**WRITTEN TASK:** Repeat the records below exactly as they appear.

**DATA SUPPLIED:**
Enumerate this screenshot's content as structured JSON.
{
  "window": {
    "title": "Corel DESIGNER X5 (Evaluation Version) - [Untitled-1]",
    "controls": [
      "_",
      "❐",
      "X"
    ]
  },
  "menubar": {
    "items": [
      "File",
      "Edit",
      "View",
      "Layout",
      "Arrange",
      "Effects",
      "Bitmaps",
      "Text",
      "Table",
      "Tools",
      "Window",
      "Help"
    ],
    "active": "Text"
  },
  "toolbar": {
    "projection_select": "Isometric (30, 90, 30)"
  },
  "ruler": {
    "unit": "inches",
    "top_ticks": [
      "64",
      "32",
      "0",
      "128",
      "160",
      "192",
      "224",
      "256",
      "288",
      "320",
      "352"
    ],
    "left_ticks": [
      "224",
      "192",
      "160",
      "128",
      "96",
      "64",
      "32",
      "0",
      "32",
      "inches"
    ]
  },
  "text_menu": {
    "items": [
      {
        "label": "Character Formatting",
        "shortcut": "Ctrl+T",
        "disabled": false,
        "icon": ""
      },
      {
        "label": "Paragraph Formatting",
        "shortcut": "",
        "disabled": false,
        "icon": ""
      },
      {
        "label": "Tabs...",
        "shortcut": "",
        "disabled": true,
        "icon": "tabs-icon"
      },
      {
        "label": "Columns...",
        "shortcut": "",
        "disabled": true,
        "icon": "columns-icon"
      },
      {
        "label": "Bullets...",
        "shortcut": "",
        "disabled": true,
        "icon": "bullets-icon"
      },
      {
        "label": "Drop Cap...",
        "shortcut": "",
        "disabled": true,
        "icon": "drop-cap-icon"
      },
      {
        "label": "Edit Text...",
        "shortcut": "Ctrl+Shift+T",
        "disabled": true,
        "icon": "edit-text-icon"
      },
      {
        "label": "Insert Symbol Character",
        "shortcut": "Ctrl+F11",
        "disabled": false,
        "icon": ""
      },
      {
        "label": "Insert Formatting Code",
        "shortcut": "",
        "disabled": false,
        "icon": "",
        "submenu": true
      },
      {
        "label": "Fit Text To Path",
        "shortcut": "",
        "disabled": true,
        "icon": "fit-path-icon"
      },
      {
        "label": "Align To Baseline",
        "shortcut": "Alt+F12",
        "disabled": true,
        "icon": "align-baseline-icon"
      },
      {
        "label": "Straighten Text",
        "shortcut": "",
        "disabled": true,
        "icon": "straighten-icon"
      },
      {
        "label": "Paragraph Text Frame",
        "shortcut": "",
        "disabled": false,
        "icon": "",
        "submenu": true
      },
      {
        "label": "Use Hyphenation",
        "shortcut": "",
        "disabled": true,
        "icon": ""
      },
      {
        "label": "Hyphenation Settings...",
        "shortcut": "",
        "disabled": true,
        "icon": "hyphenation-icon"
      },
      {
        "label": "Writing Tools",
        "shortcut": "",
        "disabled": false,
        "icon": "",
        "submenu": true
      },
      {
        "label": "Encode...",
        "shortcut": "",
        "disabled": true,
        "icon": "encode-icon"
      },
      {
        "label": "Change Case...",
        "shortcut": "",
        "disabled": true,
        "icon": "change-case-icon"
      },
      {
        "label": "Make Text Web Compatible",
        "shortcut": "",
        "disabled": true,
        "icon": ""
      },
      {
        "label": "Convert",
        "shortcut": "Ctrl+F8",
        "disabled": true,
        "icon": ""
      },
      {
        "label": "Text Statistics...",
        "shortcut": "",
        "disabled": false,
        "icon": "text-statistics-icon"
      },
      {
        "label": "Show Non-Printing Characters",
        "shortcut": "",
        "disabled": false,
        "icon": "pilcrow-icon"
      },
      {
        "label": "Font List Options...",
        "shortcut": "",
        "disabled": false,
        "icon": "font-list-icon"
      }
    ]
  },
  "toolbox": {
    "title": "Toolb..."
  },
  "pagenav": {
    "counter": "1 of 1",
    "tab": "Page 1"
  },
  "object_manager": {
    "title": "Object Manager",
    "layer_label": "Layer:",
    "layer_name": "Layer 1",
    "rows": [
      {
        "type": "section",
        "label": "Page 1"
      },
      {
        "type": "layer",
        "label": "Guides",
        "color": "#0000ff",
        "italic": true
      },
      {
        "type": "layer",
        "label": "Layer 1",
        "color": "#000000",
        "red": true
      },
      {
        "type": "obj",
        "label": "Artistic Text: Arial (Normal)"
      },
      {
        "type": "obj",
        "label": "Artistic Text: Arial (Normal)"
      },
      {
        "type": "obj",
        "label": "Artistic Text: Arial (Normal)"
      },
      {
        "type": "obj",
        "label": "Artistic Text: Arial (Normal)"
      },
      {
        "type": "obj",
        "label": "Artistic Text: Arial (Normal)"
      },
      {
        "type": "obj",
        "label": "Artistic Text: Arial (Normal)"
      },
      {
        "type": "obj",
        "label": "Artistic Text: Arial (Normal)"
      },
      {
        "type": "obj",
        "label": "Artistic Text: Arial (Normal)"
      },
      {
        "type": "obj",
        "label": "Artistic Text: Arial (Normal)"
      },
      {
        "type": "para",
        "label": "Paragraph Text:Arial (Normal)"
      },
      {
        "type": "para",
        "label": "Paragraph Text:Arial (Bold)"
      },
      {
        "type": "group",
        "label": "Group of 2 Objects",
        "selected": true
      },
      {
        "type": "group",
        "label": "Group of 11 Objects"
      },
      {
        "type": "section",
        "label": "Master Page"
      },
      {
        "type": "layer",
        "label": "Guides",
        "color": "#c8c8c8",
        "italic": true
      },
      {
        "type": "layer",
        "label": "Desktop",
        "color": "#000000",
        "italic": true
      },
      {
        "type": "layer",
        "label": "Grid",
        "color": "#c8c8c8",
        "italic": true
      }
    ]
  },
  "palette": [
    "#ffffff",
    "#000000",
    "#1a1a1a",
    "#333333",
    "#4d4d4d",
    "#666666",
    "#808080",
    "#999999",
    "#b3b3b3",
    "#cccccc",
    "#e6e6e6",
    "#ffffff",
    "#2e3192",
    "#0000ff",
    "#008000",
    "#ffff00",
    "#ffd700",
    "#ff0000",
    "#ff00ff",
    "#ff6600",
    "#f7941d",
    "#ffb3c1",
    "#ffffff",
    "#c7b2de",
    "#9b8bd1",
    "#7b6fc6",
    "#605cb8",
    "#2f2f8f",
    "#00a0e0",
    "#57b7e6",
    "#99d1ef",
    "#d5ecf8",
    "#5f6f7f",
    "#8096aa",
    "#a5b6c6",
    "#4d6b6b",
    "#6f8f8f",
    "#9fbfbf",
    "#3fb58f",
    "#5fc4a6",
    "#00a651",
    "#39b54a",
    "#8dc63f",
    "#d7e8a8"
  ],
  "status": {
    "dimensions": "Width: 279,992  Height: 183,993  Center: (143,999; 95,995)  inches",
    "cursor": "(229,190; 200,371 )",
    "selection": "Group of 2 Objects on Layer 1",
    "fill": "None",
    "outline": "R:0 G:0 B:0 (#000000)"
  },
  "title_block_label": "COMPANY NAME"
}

**IN RESPONSE:**
Enumerate this screenshot's content as structured JSON.
{
  "window": {
    "title": "Corel DESIGNER X5 (Evaluation Version) - [Untitled-1]",
    "controls": [
      "_",
      "❐",
      "X"
    ]
  },
  "menubar": {
    "items": [
      "File",
      "Edit",
      "View",
      "Layout",
      "Arrange",
      "Effects",
      "Bitmaps",
      "Text",
      "Table",
      "Tools",
      "Window",
      "Help"
    ],
    "active": "Text"
  },
  "toolbar": {
    "projection_select": "Isometric (30, 90, 30)"
  },
  "ruler": {
    "unit": "inches",
    "top_ticks": [
      "64",
      "32",
      "0",
      "128",
      "160",
      "192",
      "224",
      "256",
      "288",
      "320",
      "352"
    ],
    "left_ticks": [
      "224",
      "192",
      "160",
      "128",
      "96",
      "64",
      "32",
      "0",
      "32",
      "inches"
    ]
  },
  "text_menu": {
    "items": [
      {
        "label": "Character Formatting",
        "shortcut": "Ctrl+T",
        "disabled": false,
        "icon": ""
      },
      {
        "label": "Paragraph Formatting",
        "shortcut": "",
        "disabled": false,
        "icon": ""
      },
      {
        "label": "Tabs...",
        "shortcut": "",
        "disabled": true,
        "icon": "tabs-icon"
      },
      {
        "label": "Columns...",
        "shortcut": "",
        "disabled": true,
        "icon": "columns-icon"
      },
      {
        "label": "Bullets...",
        "shortcut": "",
        "disabled": true,
        "icon": "bullets-icon"
      },
      {
        "label": "Drop Cap...",
        "shortcut": "",
        "disabled": true,
        "icon": "drop-cap-icon"
      },
      {
        "label": "Edit Text...",
        "shortcut": "Ctrl+Shift+T",
        "disabled": true,
        "icon": "edit-text-icon"
      },
      {
        "label": "Insert Symbol Character",
        "shortcut": "Ctrl+F11",
        "disabled": false,
        "icon": ""
      },
      {
        "label": "Insert Formatting Code",
        "shortcut": "",
        "disabled": false,
        "icon": "",
        "submenu": true
      },
      {
        "label": "Fit Text To Path",
        "shortcut": "",
        "disabled": true,
        "icon": "fit-path-icon"
      },
      {
        "label": "Align To Baseline",
        "shortcut": "Alt+F12",
        "disabled": true,
        "icon": "align-baseline-icon"
      },
      {
        "label": "Straighten Text",
        "shortcut": "",
        "disabled": true,
        "icon": "straighten-icon"
      },
      {
        "label": "Paragraph Text Frame",
        "shortcut": "",
        "disabled": false,
        "icon": "",
        "submenu": true
      },
      {
        "label": "Use Hyphenation",
        "shortcut": "",
        "disabled": true,
        "icon": ""
      },
      {
        "label": "Hyphenation Settings...",
        "shortcut": "",
        "disabled": true,
        "icon": "hyphenation-icon"
      },
      {
        "label": "Writing Tools",
        "shortcut": "",
        "disabled": false,
        "icon": "",
        "submenu": true
      },
      {
        "label": "Encode...",
        "shortcut": "",
        "disabled": true,
        "icon": "encode-icon"
      },
      {
        "label": "Change Case...",
        "shortcut": "",
        "disabled": true,
        "icon": "change-case-icon"
      },
      {
        "label": "Make Text Web Compatible",
        "shortcut": "",
        "disabled": true,
        "icon": ""
      },
      {
        "label": "Convert",
        "shortcut": "Ctrl+F8",
        "disabled": true,
        "icon": ""
      },
      {
        "label": "Text Statistics...",
        "shortcut": "",
        "disabled": false,
        "icon": "text-statistics-icon"
      },
      {
        "label": "Show Non-Printing Characters",
        "shortcut": "",
        "disabled": false,
        "icon": "pilcrow-icon"
      },
      {
        "label": "Font List Options...",
        "shortcut": "",
        "disabled": false,
        "icon": "font-list-icon"
      }
    ]
  },
  "toolbox": {
    "title": "Toolb..."
  },
  "pagenav": {
    "counter": "1 of 1",
    "tab": "Page 1"
  },
  "object_manager": {
    "title": "Object Manager",
    "layer_label": "Layer:",
    "layer_name": "Layer 1",
    "rows": [
      {
        "type": "section",
        "label": "Page 1"
      },
      {
        "type": "layer",
        "label": "Guides",
        "color": "#0000ff",
        "italic": true
      },
      {
        "type": "layer",
        "label": "Layer 1",
        "color": "#000000",
        "red": true
      },
      {
        "type": "obj",
        "label": "Artistic Text: Arial (Normal)"
      },
      {
        "type": "obj",
        "label": "Artistic Text: Arial (Normal)"
      },
      {
        "type": "obj",
        "label": "Artistic Text: Arial (Normal)"
      },
      {
        "type": "obj",
        "label": "Artistic Text: Arial (Normal)"
      },
      {
        "type": "obj",
        "label": "Artistic Text: Arial (Normal)"
      },
      {
        "type": "obj",
        "label": "Artistic Text: Arial (Normal)"
      },
      {
        "type": "obj",
        "label": "Artistic Text: Arial (Normal)"
      },
      {
        "type": "obj",
        "label": "Artistic Text: Arial (Normal)"
      },
      {
        "type": "obj",
        "label": "Artistic Text: Arial (Normal)"
      },
      {
        "type": "para",
        "label": "Paragraph Text:Arial (Normal)"
      },
      {
        "type": "para",
        "label": "Paragraph Text:Arial (Bold)"
      },
      {
        "type": "group",
        "label": "Group of 2 Objects",
        "selected": true
      },
      {
        "type": "group",
        "label": "Group of 11 Objects"
      },
      {
        "type": "section",
        "label": "Master Page"
      },
      {
        "type": "layer",
        "label": "Guides",
        "color": "#c8c8c8",
        "italic": true
      },
      {
        "type": "layer",
        "label": "Desktop",
        "color": "#000000",
        "italic": true
      },
      {
        "type": "layer",
        "label": "Grid",
        "color": "#c8c8c8",
        "italic": true
      }
    ]
  },
  "palette": [
    "#ffffff",
    "#000000",
    "#1a1a1a",
    "#333333",
    "#4d4d4d",
    "#666666",
    "#808080",
    "#999999",
    "#b3b3b3",
    "#cccccc",
    "#e6e6e6",
    "#ffffff",
    "#2e3192",
    "#0000ff",
    "#008000",
    "#ffff00",
    "#ffd700",
    "#ff0000",
    "#ff00ff",
    "#ff6600",
    "#f7941d",
    "#ffb3c1",
    "#ffffff",
    "#c7b2de",
    "#9b8bd1",
    "#7b6fc6",
    "#605cb8",
    "#2f2f8f",
    "#00a0e0",
    "#57b7e6",
    "#99d1ef",
    "#d5ecf8",
    "#5f6f7f",
    "#8096aa",
    "#a5b6c6",
    "#4d6b6b",
    "#6f8f8f",
    "#9fbfbf",
    "#3fb58f",
    "#5fc4a6",
    "#00a651",
    "#39b54a",
    "#8dc63f",
    "#d7e8a8"
  ],
  "status": {
    "dimensions": "Width: 279,992  Height: 183,993  Center: (143,999; 95,995)  inches",
    "cursor": "(229,190; 200,371 )",
    "selection": "Group of 2 Objects on Layer 1",
    "fill": "None",
    "outline": "R:0 G:0 B:0 (#000000)"
  },
  "title_block_label": "COMPANY NAME"
}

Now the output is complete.